Extracted rows »
..............................
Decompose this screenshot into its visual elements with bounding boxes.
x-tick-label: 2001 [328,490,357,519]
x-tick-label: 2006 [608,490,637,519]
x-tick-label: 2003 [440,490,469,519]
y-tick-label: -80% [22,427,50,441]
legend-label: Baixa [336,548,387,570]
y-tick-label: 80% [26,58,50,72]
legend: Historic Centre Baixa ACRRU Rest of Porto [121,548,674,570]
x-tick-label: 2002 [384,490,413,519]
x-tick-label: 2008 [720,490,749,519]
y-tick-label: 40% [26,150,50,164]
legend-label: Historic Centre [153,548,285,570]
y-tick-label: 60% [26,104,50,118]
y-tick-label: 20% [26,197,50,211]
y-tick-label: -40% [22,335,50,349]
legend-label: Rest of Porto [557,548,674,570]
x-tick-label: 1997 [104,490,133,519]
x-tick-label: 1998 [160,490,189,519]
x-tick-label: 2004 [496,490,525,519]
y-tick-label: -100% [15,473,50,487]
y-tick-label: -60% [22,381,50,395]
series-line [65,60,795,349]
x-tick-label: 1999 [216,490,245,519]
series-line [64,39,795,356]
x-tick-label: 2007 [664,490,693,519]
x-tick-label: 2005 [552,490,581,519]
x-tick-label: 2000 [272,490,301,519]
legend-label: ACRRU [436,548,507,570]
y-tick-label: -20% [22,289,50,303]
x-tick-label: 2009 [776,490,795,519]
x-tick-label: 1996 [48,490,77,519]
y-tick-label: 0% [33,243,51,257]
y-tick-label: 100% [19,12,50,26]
..............................
Task directions » Copy the rows above exactly as they appear, all of them.

Solution to this task »
Decompose this screenshot into its visual elements with bounding boxes.
x-tick-label: 2001 [328,490,357,519]
x-tick-label: 2006 [608,490,637,519]
x-tick-label: 2003 [440,490,469,519]
y-tick-label: -80% [22,427,50,441]
legend-label: Baixa [336,548,387,570]
y-tick-label: 80% [26,58,50,72]
legend: Historic Centre Baixa ACRRU Rest of Porto [121,548,674,570]
x-tick-label: 2002 [384,490,413,519]
x-tick-label: 2008 [720,490,749,519]
y-tick-label: 40% [26,150,50,164]
legend-label: Historic Centre [153,548,285,570]
y-tick-label: 60% [26,104,50,118]
y-tick-label: 20% [26,197,50,211]
y-tick-label: -40% [22,335,50,349]
legend-label: Rest of Porto [557,548,674,570]
x-tick-label: 1997 [104,490,133,519]
x-tick-label: 1998 [160,490,189,519]
x-tick-label: 2004 [496,490,525,519]
y-tick-label: -100% [15,473,50,487]
y-tick-label: -60% [22,381,50,395]
series-line [65,60,795,349]
x-tick-label: 1999 [216,490,245,519]
series-line [64,39,795,356]
x-tick-label: 2007 [664,490,693,519]
x-tick-label: 2005 [552,490,581,519]
x-tick-label: 2000 [272,490,301,519]
legend-label: ACRRU [436,548,507,570]
y-tick-label: -20% [22,289,50,303]
x-tick-label: 2009 [776,490,795,519]
x-tick-label: 1996 [48,490,77,519]
y-tick-label: 0% [33,243,51,257]
y-tick-label: 100% [19,12,50,26]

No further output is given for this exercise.